* Entries supplied:
═══

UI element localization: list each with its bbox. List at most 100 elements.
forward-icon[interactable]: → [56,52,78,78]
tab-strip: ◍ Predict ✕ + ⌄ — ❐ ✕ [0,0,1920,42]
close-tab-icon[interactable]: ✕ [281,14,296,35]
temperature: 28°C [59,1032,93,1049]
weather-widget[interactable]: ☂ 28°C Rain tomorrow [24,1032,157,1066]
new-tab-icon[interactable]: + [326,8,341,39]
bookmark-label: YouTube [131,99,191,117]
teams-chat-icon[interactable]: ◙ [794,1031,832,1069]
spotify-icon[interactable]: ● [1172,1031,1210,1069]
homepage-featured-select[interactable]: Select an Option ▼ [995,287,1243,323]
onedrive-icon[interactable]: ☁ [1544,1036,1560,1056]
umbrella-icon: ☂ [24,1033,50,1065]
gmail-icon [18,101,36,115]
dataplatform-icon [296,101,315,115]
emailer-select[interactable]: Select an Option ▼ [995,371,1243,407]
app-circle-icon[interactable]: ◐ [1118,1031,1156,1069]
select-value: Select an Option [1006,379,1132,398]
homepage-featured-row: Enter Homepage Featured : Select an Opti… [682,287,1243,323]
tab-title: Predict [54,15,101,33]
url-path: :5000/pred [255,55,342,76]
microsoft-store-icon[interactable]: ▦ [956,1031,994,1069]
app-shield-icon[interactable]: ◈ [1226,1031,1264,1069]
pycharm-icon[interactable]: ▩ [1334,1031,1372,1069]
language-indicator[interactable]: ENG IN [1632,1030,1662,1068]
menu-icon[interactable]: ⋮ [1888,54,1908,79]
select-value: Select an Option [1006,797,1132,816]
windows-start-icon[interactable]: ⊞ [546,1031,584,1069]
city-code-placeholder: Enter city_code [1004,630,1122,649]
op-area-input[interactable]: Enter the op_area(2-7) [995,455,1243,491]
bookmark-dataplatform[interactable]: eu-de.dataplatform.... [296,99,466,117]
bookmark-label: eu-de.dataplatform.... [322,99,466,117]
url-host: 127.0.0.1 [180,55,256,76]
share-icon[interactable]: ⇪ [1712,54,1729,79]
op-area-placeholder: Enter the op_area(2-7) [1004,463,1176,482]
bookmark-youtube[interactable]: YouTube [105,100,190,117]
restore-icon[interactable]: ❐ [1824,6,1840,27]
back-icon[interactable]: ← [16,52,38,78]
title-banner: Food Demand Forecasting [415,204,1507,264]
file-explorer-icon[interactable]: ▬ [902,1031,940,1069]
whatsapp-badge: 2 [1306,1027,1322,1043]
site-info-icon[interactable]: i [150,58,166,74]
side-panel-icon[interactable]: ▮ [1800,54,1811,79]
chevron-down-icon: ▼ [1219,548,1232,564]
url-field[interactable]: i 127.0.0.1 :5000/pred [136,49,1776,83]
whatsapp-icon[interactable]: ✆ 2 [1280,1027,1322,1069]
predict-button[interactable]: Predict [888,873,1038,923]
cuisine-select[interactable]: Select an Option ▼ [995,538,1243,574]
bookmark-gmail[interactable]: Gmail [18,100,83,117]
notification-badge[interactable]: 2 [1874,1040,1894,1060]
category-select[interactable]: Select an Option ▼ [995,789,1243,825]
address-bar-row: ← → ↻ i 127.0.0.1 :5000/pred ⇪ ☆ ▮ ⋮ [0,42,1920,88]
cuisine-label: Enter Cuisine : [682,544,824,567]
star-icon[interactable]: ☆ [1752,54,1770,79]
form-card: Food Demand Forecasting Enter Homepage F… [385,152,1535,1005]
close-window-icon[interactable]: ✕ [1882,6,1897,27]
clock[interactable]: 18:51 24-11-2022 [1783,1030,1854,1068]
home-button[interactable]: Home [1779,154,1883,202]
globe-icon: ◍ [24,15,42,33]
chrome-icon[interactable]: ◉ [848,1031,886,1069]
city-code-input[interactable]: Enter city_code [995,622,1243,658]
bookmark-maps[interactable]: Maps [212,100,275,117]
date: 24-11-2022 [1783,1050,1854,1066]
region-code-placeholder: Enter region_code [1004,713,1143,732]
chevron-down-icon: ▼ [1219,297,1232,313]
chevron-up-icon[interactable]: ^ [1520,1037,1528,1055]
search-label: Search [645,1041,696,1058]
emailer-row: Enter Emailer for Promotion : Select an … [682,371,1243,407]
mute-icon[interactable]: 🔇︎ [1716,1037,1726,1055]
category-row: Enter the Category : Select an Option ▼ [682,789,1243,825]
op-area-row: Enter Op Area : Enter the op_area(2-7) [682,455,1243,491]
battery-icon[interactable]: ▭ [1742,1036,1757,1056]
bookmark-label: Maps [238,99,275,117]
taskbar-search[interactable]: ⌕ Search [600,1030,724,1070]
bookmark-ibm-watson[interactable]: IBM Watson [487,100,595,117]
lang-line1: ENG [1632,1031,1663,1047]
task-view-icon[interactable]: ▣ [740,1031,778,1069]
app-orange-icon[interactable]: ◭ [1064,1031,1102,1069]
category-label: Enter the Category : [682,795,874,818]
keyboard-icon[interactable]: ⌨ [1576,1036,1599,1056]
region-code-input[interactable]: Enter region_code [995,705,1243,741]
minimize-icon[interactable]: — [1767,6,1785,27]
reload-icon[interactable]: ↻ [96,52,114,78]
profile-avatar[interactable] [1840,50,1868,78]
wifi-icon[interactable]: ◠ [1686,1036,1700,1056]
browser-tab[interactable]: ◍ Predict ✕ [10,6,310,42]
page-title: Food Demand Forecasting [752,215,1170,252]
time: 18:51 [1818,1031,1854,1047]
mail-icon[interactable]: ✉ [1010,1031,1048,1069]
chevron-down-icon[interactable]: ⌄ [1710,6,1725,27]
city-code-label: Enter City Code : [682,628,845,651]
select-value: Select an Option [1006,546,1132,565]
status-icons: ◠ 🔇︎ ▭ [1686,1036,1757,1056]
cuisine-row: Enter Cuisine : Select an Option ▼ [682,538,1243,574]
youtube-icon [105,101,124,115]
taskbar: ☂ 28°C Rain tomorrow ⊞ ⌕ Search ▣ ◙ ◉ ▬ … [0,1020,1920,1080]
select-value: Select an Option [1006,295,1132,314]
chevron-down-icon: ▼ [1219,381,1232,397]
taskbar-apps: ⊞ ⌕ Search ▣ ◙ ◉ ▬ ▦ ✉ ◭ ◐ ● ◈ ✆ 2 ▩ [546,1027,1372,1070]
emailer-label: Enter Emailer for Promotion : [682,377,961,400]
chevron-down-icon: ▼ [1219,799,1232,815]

═══

* Written instruction:
Could you write out the records above again, changing every "Select an Option" to "Choose an Option" and leaving everything else as it is?

* Solution to this task:
UI element localization: list each with its bbox. List at most 100 elements.
forward-icon[interactable]: → [56,52,78,78]
tab-strip: ◍ Predict ✕ + ⌄ — ❐ ✕ [0,0,1920,42]
close-tab-icon[interactable]: ✕ [281,14,296,35]
temperature: 28°C [59,1032,93,1049]
weather-widget[interactable]: ☂ 28°C Rain tomorrow [24,1032,157,1066]
new-tab-icon[interactable]: + [326,8,341,39]
bookmark-label: YouTube [131,99,191,117]
teams-chat-icon[interactable]: ◙ [794,1031,832,1069]
spotify-icon[interactable]: ● [1172,1031,1210,1069]
homepage-featured-select[interactable]: Choose an Option ▼ [995,287,1243,323]
onedrive-icon[interactable]: ☁ [1544,1036,1560,1056]
umbrella-icon: ☂ [24,1033,50,1065]
gmail-icon [18,101,36,115]
dataplatform-icon [296,101,315,115]
emailer-select[interactable]: Choose an Option ▼ [995,371,1243,407]
app-circle-icon[interactable]: ◐ [1118,1031,1156,1069]
select-value: Choose an Option [1006,379,1132,398]
homepage-featured-row: Enter Homepage Featured : Select an Opti… [682,287,1243,323]
tab-title: Predict [54,15,101,33]
url-path: :5000/pred [255,55,342,76]
microsoft-store-icon[interactable]: ▦ [956,1031,994,1069]
app-shield-icon[interactable]: ◈ [1226,1031,1264,1069]
pycharm-icon[interactable]: ▩ [1334,1031,1372,1069]
language-indicator[interactable]: ENG IN [1632,1030,1662,1068]
menu-icon[interactable]: ⋮ [1888,54,1908,79]
select-value: Choose an Option [1006,797,1132,816]
windows-start-icon[interactable]: ⊞ [546,1031,584,1069]
city-code-placeholder: Enter city_code [1004,630,1122,649]
op-area-input[interactable]: Enter the op_area(2-7) [995,455,1243,491]
bookmark-dataplatform[interactable]: eu-de.dataplatform.... [296,99,466,117]
bookmark-label: eu-de.dataplatform.... [322,99,466,117]
url-host: 127.0.0.1 [180,55,256,76]
share-icon[interactable]: ⇪ [1712,54,1729,79]
op-area-placeholder: Enter the op_area(2-7) [1004,463,1176,482]
bookmark-youtube[interactable]: YouTube [105,100,190,117]
restore-icon[interactable]: ❐ [1824,6,1840,27]
back-icon[interactable]: ← [16,52,38,78]
title-banner: Food Demand Forecasting [415,204,1507,264]
file-explorer-icon[interactable]: ▬ [902,1031,940,1069]
whatsapp-badge: 2 [1306,1027,1322,1043]
site-info-icon[interactable]: i [150,58,166,74]
side-panel-icon[interactable]: ▮ [1800,54,1811,79]
chevron-down-icon: ▼ [1219,548,1232,564]
url-field[interactable]: i 127.0.0.1 :5000/pred [136,49,1776,83]
whatsapp-icon[interactable]: ✆ 2 [1280,1027,1322,1069]
predict-button[interactable]: Predict [888,873,1038,923]
cuisine-select[interactable]: Choose an Option ▼ [995,538,1243,574]
bookmark-gmail[interactable]: Gmail [18,100,83,117]
notification-badge[interactable]: 2 [1874,1040,1894,1060]
category-select[interactable]: Choose an Option ▼ [995,789,1243,825]
address-bar-row: ← → ↻ i 127.0.0.1 :5000/pred ⇪ ☆ ▮ ⋮ [0,42,1920,88]
cuisine-label: Enter Cuisine : [682,544,824,567]
star-icon[interactable]: ☆ [1752,54,1770,79]
form-card: Food Demand Forecasting Enter Homepage F… [385,152,1535,1005]
close-window-icon[interactable]: ✕ [1882,6,1897,27]
clock[interactable]: 18:51 24-11-2022 [1783,1030,1854,1068]
home-button[interactable]: Home [1779,154,1883,202]
globe-icon: ◍ [24,15,42,33]
chrome-icon[interactable]: ◉ [848,1031,886,1069]
city-code-input[interactable]: Enter city_code [995,622,1243,658]
bookmark-maps[interactable]: Maps [212,100,275,117]
date: 24-11-2022 [1783,1050,1854,1066]
region-code-placeholder: Enter region_code [1004,713,1143,732]
chevron-down-icon: ▼ [1219,297,1232,313]
chevron-up-icon[interactable]: ^ [1520,1037,1528,1055]
search-label: Search [645,1041,696,1058]
emailer-row: Enter Emailer for Promotion : Select an … [682,371,1243,407]
mute-icon[interactable]: 🔇︎ [1716,1037,1726,1055]
category-row: Enter the Category : Choose an Option ▼ [682,789,1243,825]
op-area-row: Enter Op Area : Enter the op_area(2-7) [682,455,1243,491]
battery-icon[interactable]: ▭ [1742,1036,1757,1056]
bookmark-label: Maps [238,99,275,117]
taskbar-search[interactable]: ⌕ Search [600,1030,724,1070]
bookmark-ibm-watson[interactable]: IBM Watson [487,100,595,117]
lang-line1: ENG [1632,1031,1663,1047]
task-view-icon[interactable]: ▣ [740,1031,778,1069]
app-orange-icon[interactable]: ◭ [1064,1031,1102,1069]
category-label: Enter the Category : [682,795,874,818]
keyboard-icon[interactable]: ⌨ [1576,1036,1599,1056]
region-code-input[interactable]: Enter region_code [995,705,1243,741]
minimize-icon[interactable]: — [1767,6,1785,27]
reload-icon[interactable]: ↻ [96,52,114,78]
profile-avatar[interactable] [1840,50,1868,78]
wifi-icon[interactable]: ◠ [1686,1036,1700,1056]
browser-tab[interactable]: ◍ Predict ✕ [10,6,310,42]
page-title: Food Demand Forecasting [752,215,1170,252]
time: 18:51 [1818,1031,1854,1047]
mail-icon[interactable]: ✉ [1010,1031,1048,1069]
chevron-down-icon[interactable]: ⌄ [1710,6,1725,27]
city-code-label: Enter City Code : [682,628,845,651]
select-value: Choose an Option [1006,546,1132,565]
status-icons: ◠ 🔇︎ ▭ [1686,1036,1757,1056]
cuisine-row: Enter Cuisine : Choose an Option ▼ [682,538,1243,574]
youtube-icon [105,101,124,115]
taskbar: ☂ 28°C Rain tomorrow ⊞ ⌕ Search ▣ ◙ ◉ ▬ … [0,1020,1920,1080]
select-value: Choose an Option [1006,295,1132,314]
chevron-down-icon: ▼ [1219,381,1232,397]
taskbar-apps: ⊞ ⌕ Search ▣ ◙ ◉ ▬ ▦ ✉ ◭ ◐ ● ◈ ✆ 2 ▩ [546,1027,1372,1070]
emailer-label: Enter Emailer for Promotion : [682,377,961,400]
chevron-down-icon: ▼ [1219,799,1232,815]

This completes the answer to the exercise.